Below are some entries. Output each one exactly as it appears.

%%

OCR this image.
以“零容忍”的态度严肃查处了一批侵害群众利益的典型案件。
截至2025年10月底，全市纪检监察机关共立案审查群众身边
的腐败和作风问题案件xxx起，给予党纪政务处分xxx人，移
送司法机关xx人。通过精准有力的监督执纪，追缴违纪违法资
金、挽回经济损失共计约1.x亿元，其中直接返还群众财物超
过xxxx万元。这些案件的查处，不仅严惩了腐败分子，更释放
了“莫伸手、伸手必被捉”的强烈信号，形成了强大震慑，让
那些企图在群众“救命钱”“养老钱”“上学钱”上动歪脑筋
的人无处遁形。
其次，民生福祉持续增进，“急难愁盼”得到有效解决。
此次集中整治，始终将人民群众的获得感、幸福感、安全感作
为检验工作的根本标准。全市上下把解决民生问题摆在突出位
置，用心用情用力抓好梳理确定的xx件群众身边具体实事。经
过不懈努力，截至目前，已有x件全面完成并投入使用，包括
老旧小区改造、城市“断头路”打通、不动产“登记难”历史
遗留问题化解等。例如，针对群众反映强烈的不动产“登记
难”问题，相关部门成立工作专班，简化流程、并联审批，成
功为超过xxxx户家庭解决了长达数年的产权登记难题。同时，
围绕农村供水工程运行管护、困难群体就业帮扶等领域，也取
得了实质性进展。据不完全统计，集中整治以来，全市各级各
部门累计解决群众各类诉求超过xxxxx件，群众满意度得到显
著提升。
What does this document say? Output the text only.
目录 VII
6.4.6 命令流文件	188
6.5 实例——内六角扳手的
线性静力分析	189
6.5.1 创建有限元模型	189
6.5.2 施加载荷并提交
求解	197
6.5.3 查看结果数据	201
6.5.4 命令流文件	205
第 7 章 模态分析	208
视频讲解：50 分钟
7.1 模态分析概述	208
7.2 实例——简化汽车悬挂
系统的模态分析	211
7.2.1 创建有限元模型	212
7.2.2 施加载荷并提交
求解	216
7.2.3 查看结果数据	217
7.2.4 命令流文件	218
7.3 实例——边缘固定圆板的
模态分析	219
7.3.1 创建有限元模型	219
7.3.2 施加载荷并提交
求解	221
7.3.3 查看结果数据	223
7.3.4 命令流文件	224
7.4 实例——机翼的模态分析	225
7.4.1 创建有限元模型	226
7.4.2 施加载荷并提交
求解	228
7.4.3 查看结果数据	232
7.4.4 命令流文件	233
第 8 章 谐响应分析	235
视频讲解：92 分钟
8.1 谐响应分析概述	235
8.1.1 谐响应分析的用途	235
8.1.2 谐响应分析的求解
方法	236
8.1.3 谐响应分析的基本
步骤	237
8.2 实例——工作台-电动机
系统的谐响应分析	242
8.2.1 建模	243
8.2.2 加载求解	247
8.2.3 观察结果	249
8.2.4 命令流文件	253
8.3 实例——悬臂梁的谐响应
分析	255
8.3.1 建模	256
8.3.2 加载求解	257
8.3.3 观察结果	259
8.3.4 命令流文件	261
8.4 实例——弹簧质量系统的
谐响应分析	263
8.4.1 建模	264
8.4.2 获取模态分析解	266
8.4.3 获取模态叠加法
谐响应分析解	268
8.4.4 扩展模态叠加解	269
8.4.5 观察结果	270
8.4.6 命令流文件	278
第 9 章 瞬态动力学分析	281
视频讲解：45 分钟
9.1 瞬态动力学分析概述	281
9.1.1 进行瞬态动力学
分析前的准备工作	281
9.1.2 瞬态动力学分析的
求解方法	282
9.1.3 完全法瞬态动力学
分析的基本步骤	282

%%

- _Result of the exercise_:
OCR this image.
以“零容忍”的态度严肃查处了一批侵害群众利益的典型案件。
截至2025年10月底，全市纪检监察机关共立案审查群众身边
的腐败和作风问题案件xxx起，给予党纪政务处分xxx人，移
送司法机关xx人。通过精准有力的监督执纪，追缴违纪违法资
金、挽回经济损失共计约1.x亿元，其中直接返还群众财物超
过xxxx万元。这些案件的查处，不仅严惩了腐败分子，更释放
了“莫伸手、伸手必被捉”的强烈信号，形成了强大震慑，让
那些企图在群众“救命钱”“养老钱”“上学钱”上动歪脑筋
的人无处遁形。
其次，民生福祉持续增进，“急难愁盼”得到有效解决。
此次集中整治，始终将人民群众的获得感、幸福感、安全感作
为检验工作的根本标准。全市上下把解决民生问题摆在突出位
置，用心用情用力抓好梳理确定的xx件群众身边具体实事。经
过不懈努力，截至目前，已有x件全面完成并投入使用，包括
老旧小区改造、城市“断头路”打通、不动产“登记难”历史
遗留问题化解等。例如，针对群众反映强烈的不动产“登记
难”问题，相关部门成立工作专班，简化流程、并联审批，成
功为超过xxxx户家庭解决了长达数年的产权登记难题。同时，
围绕农村供水工程运行管护、困难群体就业帮扶等领域，也取
得了实质性进展。据不完全统计，集中整治以来，全市各级各
部门累计解决群众各类诉求超过xxxxx件，群众满意度得到显
著提升。
What does this document say? Output the text only.
目录 VII
6.4.6 命令流文件	188
6.5 实例——内六角扳手的
线性静力分析	189
6.5.1 创建有限元模型	189
6.5.2 施加载荷并提交
求解	197
6.5.3 查看结果数据	201
6.5.4 命令流文件	205
第 7 章 模态分析	208
视频讲解：50 分钟
7.1 模态分析概述	208
7.2 实例——简化汽车悬挂
系统的模态分析	211
7.2.1 创建有限元模型	212
7.2.2 施加载荷并提交
求解	216
7.2.3 查看结果数据	217
7.2.4 命令流文件	218
7.3 实例——边缘固定圆板的
模态分析	219
7.3.1 创建有限元模型	219
7.3.2 施加载荷并提交
求解	221
7.3.3 查看结果数据	223
7.3.4 命令流文件	224
7.4 实例——机翼的模态分析	225
7.4.1 创建有限元模型	226
7.4.2 施加载荷并提交
求解	228
7.4.3 查看结果数据	232
7.4.4 命令流文件	233
第 8 章 谐响应分析	235
视频讲解：92 分钟
8.1 谐响应分析概述	235
8.1.1 谐响应分析的用途	235
8.1.2 谐响应分析的求解
方法	236
8.1.3 谐响应分析的基本
步骤	237
8.2 实例——工作台-电动机
系统的谐响应分析	242
8.2.1 建模	243
8.2.2 加载求解	247
8.2.3 观察结果	249
8.2.4 命令流文件	253
8.3 实例——悬臂梁的谐响应
分析	255
8.3.1 建模	256
8.3.2 加载求解	257
8.3.3 观察结果	259
8.3.4 命令流文件	261
8.4 实例——弹簧质量系统的
谐响应分析	263
8.4.1 建模	264
8.4.2 获取模态分析解	266
8.4.3 获取模态叠加法
谐响应分析解	268
8.4.4 扩展模态叠加解	269
8.4.5 观察结果	270
8.4.6 命令流文件	278
第 9 章 瞬态动力学分析	281
视频讲解：45 分钟
9.1 瞬态动力学分析概述	281
9.1.1 进行瞬态动力学
分析前的准备工作	281
9.1.2 瞬态动力学分析的
求解方法	282
9.1.3 完全法瞬态动力学
分析的基本步骤	282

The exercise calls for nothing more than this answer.